Exercise instructions: Reproduce the listing below in its entirety. Change nothing.

Data for this task:
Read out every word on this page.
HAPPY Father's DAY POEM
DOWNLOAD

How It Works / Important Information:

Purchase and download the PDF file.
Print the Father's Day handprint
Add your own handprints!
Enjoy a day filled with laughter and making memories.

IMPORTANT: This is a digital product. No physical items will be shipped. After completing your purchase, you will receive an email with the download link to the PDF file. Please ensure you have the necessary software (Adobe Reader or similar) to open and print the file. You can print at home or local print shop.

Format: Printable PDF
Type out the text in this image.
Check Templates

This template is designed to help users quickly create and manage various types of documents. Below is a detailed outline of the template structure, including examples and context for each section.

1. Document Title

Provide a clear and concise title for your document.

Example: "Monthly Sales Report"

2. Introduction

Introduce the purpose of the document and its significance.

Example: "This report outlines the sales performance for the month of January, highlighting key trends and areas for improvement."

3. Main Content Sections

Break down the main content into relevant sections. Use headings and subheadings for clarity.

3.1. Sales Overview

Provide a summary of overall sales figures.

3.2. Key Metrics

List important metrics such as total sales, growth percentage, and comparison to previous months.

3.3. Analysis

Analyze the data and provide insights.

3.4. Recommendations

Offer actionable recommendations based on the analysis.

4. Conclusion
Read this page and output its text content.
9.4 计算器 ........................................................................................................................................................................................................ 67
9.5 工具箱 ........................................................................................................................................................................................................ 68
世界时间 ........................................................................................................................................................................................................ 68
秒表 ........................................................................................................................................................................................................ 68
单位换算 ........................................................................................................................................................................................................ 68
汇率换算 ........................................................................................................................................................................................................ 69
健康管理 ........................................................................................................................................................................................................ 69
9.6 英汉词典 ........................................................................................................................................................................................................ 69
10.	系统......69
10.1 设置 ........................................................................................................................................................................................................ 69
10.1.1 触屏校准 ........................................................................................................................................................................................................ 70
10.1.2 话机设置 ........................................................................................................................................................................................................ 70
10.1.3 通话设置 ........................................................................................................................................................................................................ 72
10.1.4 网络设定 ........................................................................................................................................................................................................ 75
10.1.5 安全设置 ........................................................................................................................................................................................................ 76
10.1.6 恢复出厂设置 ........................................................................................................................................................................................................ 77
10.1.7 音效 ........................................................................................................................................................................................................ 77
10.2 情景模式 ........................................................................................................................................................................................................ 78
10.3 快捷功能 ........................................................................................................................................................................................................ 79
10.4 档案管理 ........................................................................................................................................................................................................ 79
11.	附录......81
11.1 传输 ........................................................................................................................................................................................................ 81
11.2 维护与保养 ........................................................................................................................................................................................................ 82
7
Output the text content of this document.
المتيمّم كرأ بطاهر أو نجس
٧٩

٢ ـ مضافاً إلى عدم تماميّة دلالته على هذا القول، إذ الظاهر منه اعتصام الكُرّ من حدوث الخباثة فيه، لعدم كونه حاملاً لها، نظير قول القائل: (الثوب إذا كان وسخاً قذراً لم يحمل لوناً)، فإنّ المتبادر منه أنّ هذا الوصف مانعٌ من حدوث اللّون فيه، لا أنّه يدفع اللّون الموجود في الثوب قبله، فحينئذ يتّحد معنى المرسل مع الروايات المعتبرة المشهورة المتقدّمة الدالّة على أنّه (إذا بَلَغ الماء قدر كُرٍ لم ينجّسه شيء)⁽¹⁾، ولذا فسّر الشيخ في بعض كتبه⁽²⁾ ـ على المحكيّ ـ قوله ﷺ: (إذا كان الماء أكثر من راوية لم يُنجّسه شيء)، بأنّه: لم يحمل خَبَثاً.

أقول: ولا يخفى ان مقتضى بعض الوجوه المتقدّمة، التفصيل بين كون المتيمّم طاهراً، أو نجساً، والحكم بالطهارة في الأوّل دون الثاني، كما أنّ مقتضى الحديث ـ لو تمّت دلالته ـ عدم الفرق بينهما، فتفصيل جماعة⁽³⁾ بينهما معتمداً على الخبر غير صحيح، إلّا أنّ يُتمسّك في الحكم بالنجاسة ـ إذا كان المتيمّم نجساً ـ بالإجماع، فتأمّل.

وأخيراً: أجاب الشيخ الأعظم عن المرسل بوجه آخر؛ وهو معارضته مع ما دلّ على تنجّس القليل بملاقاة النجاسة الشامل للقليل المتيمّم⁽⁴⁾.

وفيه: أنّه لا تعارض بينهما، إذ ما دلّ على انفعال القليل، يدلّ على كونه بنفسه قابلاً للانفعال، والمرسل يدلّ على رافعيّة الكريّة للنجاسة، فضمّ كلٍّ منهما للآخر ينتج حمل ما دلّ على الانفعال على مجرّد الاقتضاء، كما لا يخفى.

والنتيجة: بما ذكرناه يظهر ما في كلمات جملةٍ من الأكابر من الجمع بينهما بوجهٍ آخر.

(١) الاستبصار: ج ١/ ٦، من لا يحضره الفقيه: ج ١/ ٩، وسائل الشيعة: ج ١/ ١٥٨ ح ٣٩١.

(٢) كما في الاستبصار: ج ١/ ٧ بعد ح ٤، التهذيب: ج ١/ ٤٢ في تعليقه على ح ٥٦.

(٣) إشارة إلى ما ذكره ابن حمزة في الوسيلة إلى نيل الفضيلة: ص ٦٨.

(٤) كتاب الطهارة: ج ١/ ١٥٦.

Solution below:
Read out every word on this page.
HAPPY Father's DAY POEM
DOWNLOAD

How It Works / Important Information:

Purchase and download the PDF file.
Print the Father's Day handprint
Add your own handprints!
Enjoy a day filled with laughter and making memories.

IMPORTANT: This is a digital product. No physical items will be shipped. After completing your purchase, you will receive an email with the download link to the PDF file. Please ensure you have the necessary software (Adobe Reader or similar) to open and print the file. You can print at home or local print shop.

Format: Printable PDF
Type out the text in this image.
Check Templates

This template is designed to help users quickly create and manage various types of documents. Below is a detailed outline of the template structure, including examples and context for each section.

1. Document Title

Provide a clear and concise title for your document.

Example: "Monthly Sales Report"

2. Introduction

Introduce the purpose of the document and its significance.

Example: "This report outlines the sales performance for the month of January, highlighting key trends and areas for improvement."

3. Main Content Sections

Break down the main content into relevant sections. Use headings and subheadings for clarity.

3.1. Sales Overview

Provide a summary of overall sales figures.

3.2. Key Metrics

List important metrics such as total sales, growth percentage, and comparison to previous months.

3.3. Analysis

Analyze the data and provide insights.

3.4. Recommendations

Offer actionable recommendations based on the analysis.

4. Conclusion
Read this page and output its text content.
9.4 计算器 ........................................................................................................................................................................................................ 67
9.5 工具箱 ........................................................................................................................................................................................................ 68
世界时间 ........................................................................................................................................................................................................ 68
秒表 ........................................................................................................................................................................................................ 68
单位换算 ........................................................................................................................................................................................................ 68
汇率换算 ........................................................................................................................................................................................................ 69
健康管理 ........................................................................................................................................................................................................ 69
9.6 英汉词典 ........................................................................................................................................................................................................ 69
10.	系统......69
10.1 设置 ........................................................................................................................................................................................................ 69
10.1.1 触屏校准 ........................................................................................................................................................................................................ 70
10.1.2 话机设置 ........................................................................................................................................................................................................ 70
10.1.3 通话设置 ........................................................................................................................................................................................................ 72
10.1.4 网络设定 ........................................................................................................................................................................................................ 75
10.1.5 安全设置 ........................................................................................................................................................................................................ 76
10.1.6 恢复出厂设置 ........................................................................................................................................................................................................ 77
10.1.7 音效 ........................................................................................................................................................................................................ 77
10.2 情景模式 ........................................................................................................................................................................................................ 78
10.3 快捷功能 ........................................................................................................................................................................................................ 79
10.4 档案管理 ........................................................................................................................................................................................................ 79
11.	附录......81
11.1 传输 ........................................................................................................................................................................................................ 81
11.2 维护与保养 ........................................................................................................................................................................................................ 82
7
Output the text content of this document.
المتيمّم كرأ بطاهر أو نجس
٧٩

٢ ـ مضافاً إلى عدم تماميّة دلالته على هذا القول، إذ الظاهر منه اعتصام الكُرّ من حدوث الخباثة فيه، لعدم كونه حاملاً لها، نظير قول القائل: (الثوب إذا كان وسخاً قذراً لم يحمل لوناً)، فإنّ المتبادر منه أنّ هذا الوصف مانعٌ من حدوث اللّون فيه، لا أنّه يدفع اللّون الموجود في الثوب قبله، فحينئذ يتّحد معنى المرسل مع الروايات المعتبرة المشهورة المتقدّمة الدالّة على أنّه (إذا بَلَغ الماء قدر كُرٍ لم ينجّسه شيء)⁽¹⁾، ولذا فسّر الشيخ في بعض كتبه⁽²⁾ ـ على المحكيّ ـ قوله ﷺ: (إذا كان الماء أكثر من راوية لم يُنجّسه شيء)، بأنّه: لم يحمل خَبَثاً.

أقول: ولا يخفى ان مقتضى بعض الوجوه المتقدّمة، التفصيل بين كون المتيمّم طاهراً، أو نجساً، والحكم بالطهارة في الأوّل دون الثاني، كما أنّ مقتضى الحديث ـ لو تمّت دلالته ـ عدم الفرق بينهما، فتفصيل جماعة⁽³⁾ بينهما معتمداً على الخبر غير صحيح، إلّا أنّ يُتمسّك في الحكم بالنجاسة ـ إذا كان المتيمّم نجساً ـ بالإجماع، فتأمّل.

وأخيراً: أجاب الشيخ الأعظم عن المرسل بوجه آخر؛ وهو معارضته مع ما دلّ على تنجّس القليل بملاقاة النجاسة الشامل للقليل المتيمّم⁽⁴⁾.

وفيه: أنّه لا تعارض بينهما، إذ ما دلّ على انفعال القليل، يدلّ على كونه بنفسه قابلاً للانفعال، والمرسل يدلّ على رافعيّة الكريّة للنجاسة، فضمّ كلٍّ منهما للآخر ينتج حمل ما دلّ على الانفعال على مجرّد الاقتضاء، كما لا يخفى.

والنتيجة: بما ذكرناه يظهر ما في كلمات جملةٍ من الأكابر من الجمع بينهما بوجهٍ آخر.

(١) الاستبصار: ج ١/ ٦، من لا يحضره الفقيه: ج ١/ ٩، وسائل الشيعة: ج ١/ ١٥٨ ح ٣٩١.

(٢) كما في الاستبصار: ج ١/ ٧ بعد ح ٤، التهذيب: ج ١/ ٤٢ في تعليقه على ح ٥٦.

(٣) إشارة إلى ما ذكره ابن حمزة في الوسيلة إلى نيل الفضيلة: ص ٦٨.

(٤) كتاب الطهارة: ج ١/ ١٥٦.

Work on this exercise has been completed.